START Data rows
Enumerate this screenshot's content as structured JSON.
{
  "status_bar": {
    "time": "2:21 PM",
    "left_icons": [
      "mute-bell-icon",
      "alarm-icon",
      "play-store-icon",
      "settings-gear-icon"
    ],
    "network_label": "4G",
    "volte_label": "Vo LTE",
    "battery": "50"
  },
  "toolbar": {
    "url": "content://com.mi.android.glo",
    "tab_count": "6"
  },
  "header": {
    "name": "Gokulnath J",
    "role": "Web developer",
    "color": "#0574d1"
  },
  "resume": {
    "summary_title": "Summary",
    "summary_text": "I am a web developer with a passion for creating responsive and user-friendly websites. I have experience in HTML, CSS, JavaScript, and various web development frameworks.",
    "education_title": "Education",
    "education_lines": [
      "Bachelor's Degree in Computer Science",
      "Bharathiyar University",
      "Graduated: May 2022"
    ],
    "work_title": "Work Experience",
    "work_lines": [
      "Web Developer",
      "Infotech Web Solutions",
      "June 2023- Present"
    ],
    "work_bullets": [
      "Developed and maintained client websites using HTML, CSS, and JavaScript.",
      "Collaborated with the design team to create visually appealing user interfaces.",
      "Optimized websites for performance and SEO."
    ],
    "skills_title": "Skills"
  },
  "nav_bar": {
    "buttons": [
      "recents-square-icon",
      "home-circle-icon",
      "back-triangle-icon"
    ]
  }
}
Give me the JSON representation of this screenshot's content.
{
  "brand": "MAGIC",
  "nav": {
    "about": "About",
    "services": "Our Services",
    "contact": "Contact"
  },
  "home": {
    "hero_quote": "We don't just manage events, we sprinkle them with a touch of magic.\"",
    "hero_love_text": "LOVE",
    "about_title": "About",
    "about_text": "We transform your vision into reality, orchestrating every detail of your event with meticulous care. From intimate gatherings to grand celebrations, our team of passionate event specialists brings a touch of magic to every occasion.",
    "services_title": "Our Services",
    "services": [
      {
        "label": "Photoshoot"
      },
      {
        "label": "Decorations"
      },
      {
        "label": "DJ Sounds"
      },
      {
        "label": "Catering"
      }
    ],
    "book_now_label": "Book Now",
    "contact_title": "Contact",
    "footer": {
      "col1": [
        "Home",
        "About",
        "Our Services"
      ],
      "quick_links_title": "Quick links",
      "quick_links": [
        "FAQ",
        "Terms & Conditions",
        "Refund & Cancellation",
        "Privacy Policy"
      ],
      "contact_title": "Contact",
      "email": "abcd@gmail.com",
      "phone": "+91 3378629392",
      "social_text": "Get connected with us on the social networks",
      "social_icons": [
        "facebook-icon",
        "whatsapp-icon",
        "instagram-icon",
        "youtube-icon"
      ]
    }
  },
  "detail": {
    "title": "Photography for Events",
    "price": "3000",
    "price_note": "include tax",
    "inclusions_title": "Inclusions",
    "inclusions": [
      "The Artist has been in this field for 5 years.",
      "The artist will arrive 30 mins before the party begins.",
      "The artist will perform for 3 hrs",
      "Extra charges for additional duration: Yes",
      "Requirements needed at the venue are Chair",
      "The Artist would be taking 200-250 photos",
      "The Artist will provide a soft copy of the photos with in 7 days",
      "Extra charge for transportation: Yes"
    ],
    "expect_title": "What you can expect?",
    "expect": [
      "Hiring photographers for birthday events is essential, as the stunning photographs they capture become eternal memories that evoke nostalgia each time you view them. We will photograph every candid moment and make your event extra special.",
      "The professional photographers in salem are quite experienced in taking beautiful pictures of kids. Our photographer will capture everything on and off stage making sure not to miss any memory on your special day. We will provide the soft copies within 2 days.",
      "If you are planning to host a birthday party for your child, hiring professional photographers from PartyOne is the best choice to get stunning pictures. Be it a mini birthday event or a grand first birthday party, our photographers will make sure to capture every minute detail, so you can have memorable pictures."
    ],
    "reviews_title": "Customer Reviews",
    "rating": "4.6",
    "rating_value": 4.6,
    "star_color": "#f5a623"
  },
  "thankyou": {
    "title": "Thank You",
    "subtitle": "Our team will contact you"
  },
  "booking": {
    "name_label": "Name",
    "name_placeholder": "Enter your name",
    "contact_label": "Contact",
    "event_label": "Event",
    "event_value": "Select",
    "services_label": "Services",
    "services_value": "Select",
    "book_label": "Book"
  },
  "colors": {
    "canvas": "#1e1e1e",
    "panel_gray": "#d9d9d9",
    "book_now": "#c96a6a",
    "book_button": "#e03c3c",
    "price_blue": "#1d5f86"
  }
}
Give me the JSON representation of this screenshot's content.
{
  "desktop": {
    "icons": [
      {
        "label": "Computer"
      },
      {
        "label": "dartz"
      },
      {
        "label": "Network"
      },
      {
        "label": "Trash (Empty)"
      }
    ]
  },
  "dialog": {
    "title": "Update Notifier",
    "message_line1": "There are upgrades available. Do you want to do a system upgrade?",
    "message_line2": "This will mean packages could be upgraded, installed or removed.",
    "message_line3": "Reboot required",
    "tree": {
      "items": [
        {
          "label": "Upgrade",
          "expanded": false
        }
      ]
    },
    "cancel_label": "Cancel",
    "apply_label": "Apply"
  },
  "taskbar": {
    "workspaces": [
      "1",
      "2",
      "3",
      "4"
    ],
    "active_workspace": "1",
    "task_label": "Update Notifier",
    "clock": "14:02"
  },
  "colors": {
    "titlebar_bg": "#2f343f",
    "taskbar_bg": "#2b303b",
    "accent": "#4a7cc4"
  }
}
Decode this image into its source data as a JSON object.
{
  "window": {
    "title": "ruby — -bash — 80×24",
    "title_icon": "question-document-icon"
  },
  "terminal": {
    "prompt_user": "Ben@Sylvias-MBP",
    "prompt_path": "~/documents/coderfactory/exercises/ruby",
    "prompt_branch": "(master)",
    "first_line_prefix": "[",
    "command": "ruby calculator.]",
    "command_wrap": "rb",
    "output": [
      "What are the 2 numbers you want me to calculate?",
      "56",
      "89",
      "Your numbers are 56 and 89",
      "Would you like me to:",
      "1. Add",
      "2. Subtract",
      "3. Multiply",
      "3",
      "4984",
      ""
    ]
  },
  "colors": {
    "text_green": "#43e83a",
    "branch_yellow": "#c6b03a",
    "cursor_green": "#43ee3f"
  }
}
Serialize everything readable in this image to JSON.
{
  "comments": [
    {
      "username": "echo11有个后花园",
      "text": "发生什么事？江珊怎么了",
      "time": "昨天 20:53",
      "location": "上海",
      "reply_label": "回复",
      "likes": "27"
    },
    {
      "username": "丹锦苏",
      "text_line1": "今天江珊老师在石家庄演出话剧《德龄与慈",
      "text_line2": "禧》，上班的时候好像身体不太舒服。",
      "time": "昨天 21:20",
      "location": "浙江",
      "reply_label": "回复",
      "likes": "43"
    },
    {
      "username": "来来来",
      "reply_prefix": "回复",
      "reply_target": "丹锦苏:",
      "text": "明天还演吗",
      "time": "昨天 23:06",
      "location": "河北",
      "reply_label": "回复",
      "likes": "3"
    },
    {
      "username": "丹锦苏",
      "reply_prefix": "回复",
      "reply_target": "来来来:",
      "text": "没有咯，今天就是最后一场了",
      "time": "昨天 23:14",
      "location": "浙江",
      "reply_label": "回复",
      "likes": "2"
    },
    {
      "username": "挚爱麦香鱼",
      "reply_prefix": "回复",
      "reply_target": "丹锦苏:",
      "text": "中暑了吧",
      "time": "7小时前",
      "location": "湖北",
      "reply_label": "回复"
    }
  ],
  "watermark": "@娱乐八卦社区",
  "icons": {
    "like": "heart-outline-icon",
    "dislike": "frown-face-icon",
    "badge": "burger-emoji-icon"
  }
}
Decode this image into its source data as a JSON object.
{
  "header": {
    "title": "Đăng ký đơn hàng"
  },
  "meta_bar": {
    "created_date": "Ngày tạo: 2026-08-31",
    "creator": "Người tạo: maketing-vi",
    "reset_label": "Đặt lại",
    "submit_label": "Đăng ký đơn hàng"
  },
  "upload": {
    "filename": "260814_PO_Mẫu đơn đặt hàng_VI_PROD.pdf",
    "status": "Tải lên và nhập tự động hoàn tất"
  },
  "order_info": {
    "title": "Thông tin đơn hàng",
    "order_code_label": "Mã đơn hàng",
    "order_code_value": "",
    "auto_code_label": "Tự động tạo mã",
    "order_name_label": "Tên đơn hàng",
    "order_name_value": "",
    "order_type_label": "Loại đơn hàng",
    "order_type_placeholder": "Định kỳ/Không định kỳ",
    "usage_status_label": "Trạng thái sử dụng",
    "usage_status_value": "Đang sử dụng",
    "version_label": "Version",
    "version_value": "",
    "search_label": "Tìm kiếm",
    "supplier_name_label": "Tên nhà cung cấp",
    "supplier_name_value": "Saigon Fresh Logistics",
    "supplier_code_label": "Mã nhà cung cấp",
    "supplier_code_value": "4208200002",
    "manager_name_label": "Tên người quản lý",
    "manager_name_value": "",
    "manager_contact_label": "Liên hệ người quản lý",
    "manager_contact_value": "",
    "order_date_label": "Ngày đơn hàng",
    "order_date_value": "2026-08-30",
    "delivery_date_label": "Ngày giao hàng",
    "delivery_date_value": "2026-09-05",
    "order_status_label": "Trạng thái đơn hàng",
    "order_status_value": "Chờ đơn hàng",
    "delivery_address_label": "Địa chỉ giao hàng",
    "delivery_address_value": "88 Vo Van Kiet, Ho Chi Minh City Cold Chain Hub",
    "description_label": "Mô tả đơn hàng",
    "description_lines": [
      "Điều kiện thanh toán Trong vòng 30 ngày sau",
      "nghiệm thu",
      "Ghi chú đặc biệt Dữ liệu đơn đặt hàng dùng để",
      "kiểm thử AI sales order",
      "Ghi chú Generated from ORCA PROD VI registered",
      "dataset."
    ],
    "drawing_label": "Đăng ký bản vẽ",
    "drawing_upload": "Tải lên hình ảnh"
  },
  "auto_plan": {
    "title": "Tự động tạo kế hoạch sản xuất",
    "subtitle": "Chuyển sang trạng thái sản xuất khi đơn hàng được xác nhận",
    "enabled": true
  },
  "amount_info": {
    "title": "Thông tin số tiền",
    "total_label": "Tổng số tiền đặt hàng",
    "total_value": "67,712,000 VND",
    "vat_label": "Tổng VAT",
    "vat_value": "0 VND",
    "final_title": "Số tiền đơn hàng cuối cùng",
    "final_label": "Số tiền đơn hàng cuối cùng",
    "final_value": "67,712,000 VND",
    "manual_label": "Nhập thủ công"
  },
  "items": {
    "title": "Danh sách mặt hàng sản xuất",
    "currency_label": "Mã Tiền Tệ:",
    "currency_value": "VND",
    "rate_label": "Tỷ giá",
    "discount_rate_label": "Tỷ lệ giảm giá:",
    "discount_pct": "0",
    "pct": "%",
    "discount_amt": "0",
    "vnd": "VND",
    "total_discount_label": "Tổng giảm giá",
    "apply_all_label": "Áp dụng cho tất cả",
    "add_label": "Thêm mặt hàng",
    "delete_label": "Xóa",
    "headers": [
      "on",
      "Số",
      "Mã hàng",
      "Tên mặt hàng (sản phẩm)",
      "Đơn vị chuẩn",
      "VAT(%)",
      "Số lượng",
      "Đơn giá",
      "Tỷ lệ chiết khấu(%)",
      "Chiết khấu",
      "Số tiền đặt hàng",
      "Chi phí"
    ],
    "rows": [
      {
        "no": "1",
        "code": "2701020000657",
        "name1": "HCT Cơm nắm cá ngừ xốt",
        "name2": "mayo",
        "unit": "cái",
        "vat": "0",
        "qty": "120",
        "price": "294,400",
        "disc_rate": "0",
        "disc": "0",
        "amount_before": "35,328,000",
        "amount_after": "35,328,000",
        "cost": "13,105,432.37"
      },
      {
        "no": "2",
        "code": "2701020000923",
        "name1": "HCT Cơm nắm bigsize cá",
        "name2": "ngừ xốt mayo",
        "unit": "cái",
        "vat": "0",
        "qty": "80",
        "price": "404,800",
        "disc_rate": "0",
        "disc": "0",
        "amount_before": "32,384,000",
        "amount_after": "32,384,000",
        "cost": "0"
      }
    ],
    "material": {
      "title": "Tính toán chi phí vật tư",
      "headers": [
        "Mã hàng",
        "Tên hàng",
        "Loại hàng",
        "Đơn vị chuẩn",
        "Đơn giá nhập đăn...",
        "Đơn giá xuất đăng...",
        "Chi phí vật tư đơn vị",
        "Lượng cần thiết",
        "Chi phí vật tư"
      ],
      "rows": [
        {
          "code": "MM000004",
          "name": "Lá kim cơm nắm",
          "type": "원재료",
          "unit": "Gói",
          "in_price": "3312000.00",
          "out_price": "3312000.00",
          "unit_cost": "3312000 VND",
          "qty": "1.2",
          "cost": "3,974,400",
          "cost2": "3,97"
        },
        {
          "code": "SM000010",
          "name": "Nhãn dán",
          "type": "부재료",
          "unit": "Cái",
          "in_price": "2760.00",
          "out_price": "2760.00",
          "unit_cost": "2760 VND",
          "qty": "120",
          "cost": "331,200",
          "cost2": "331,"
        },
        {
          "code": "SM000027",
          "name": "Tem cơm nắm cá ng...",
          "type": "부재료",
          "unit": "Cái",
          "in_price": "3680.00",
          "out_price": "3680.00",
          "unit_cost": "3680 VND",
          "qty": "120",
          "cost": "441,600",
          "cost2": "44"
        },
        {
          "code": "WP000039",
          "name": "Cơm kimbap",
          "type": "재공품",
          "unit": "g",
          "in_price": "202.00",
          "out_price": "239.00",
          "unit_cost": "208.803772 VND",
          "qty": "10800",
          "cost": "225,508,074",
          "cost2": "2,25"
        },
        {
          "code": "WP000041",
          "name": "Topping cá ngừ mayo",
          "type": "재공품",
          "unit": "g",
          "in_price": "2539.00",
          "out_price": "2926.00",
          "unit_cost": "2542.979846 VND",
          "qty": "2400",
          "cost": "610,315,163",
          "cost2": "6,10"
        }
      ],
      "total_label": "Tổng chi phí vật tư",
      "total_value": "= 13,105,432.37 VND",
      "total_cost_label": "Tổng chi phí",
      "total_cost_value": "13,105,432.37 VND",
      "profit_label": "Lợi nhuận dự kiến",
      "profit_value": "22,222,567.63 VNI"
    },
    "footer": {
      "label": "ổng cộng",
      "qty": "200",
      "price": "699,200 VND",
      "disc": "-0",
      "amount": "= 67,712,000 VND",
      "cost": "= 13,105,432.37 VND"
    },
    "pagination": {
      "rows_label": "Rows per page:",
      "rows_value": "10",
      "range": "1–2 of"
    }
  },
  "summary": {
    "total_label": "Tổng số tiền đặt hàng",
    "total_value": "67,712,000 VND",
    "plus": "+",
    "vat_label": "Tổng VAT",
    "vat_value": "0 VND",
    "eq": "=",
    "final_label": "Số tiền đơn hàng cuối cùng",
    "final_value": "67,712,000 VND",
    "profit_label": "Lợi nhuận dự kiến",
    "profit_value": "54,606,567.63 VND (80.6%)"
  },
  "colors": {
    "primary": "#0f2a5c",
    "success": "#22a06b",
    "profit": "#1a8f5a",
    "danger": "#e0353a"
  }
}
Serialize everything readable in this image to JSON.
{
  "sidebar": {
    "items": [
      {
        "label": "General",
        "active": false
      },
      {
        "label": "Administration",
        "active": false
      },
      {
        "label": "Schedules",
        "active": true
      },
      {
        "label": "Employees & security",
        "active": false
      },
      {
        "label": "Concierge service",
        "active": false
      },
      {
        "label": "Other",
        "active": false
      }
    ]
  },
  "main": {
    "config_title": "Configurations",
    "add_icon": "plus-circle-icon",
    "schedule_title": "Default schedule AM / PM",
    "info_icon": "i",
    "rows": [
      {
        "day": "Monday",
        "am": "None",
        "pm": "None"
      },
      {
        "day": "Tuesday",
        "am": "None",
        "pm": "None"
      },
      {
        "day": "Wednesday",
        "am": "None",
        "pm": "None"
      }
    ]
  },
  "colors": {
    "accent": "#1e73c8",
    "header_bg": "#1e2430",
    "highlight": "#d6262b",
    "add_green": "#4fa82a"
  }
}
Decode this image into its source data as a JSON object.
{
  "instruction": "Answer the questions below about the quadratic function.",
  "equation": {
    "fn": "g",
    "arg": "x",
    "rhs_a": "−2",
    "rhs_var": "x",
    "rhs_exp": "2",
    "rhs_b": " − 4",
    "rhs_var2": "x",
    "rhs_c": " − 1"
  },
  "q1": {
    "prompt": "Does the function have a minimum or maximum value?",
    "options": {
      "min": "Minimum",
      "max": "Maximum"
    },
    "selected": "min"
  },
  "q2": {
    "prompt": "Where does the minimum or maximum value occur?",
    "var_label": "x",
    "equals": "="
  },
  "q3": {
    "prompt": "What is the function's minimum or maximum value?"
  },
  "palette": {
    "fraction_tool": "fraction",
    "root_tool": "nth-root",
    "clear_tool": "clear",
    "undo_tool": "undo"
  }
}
END Data rows
→ **Written problem**
From the records above, how many lines include the word "team"? Only the number is wanted.

→ **Final result**
3